- _EXERCISE OBJECTIVE_:
List every line in this data where the string "Never" occurs.

* BEGIN DATA LISTING *

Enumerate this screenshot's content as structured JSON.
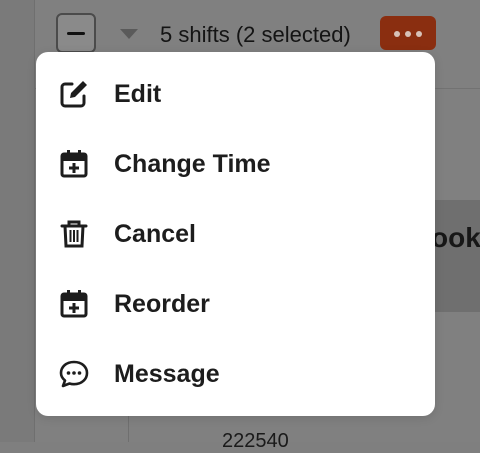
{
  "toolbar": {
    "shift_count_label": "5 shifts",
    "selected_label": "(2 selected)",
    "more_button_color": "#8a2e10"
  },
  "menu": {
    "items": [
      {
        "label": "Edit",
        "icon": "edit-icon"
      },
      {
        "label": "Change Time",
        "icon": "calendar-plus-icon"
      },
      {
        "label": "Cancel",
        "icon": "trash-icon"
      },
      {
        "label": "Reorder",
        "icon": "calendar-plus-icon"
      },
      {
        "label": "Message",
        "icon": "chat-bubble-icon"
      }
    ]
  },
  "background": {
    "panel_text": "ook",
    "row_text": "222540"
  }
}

* END DATA LISTING *
* BEGIN DATA LISTING *

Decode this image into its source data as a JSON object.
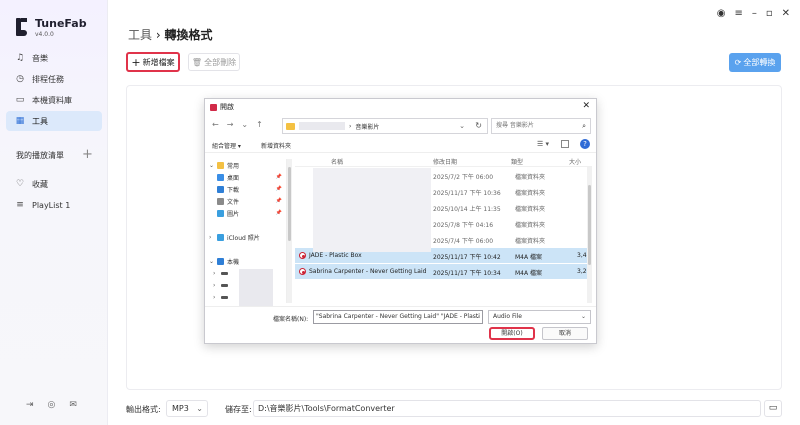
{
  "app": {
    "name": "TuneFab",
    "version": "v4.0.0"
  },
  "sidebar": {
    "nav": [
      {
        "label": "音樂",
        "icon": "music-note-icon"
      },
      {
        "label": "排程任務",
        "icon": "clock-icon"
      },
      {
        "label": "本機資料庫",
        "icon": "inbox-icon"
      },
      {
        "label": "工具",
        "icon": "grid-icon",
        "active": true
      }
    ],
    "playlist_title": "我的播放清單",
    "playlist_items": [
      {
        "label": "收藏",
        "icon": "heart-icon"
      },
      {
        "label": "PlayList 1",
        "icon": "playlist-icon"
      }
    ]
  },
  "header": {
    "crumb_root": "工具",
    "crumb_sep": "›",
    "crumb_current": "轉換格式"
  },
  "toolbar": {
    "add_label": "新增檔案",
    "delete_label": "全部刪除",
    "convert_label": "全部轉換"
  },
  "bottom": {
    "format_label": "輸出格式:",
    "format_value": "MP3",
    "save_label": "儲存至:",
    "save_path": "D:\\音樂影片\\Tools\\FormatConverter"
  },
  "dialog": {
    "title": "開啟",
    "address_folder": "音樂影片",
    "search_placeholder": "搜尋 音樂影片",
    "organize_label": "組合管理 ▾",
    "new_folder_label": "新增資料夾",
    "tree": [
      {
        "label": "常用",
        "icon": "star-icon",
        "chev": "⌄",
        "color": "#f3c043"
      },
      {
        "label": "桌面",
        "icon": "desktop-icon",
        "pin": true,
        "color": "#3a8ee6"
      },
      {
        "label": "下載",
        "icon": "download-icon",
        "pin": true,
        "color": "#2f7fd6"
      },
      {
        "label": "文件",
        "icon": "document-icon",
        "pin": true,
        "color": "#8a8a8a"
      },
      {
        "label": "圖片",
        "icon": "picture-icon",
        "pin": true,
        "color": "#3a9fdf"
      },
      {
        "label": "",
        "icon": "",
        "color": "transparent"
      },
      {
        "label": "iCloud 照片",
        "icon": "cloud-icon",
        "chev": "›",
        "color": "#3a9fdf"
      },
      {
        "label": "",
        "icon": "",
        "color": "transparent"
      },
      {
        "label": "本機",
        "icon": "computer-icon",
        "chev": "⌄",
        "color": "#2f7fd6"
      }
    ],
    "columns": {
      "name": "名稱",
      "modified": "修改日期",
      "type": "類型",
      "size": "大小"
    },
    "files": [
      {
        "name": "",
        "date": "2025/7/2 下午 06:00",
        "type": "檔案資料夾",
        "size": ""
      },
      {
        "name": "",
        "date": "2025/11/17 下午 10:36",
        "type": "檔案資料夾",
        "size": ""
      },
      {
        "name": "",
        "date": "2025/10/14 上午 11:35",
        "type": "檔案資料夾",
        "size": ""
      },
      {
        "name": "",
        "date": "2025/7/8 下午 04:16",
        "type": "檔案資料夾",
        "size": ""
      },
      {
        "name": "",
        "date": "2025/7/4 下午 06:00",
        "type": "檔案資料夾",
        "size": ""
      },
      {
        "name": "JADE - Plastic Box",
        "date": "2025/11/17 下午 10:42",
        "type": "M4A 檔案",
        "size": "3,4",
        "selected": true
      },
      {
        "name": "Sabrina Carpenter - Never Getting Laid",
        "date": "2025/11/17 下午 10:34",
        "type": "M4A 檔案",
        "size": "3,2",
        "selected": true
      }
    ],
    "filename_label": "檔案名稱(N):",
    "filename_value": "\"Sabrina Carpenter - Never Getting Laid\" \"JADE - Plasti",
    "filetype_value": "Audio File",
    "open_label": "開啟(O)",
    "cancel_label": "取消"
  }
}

* END DATA LISTING *

- _SOLUTION_:
        "name": "Sabrina Carpenter - Never Getting Laid",
    "filename_value": "\"Sabrina Carpenter - Never Getting Laid\" \"JADE - Plasti",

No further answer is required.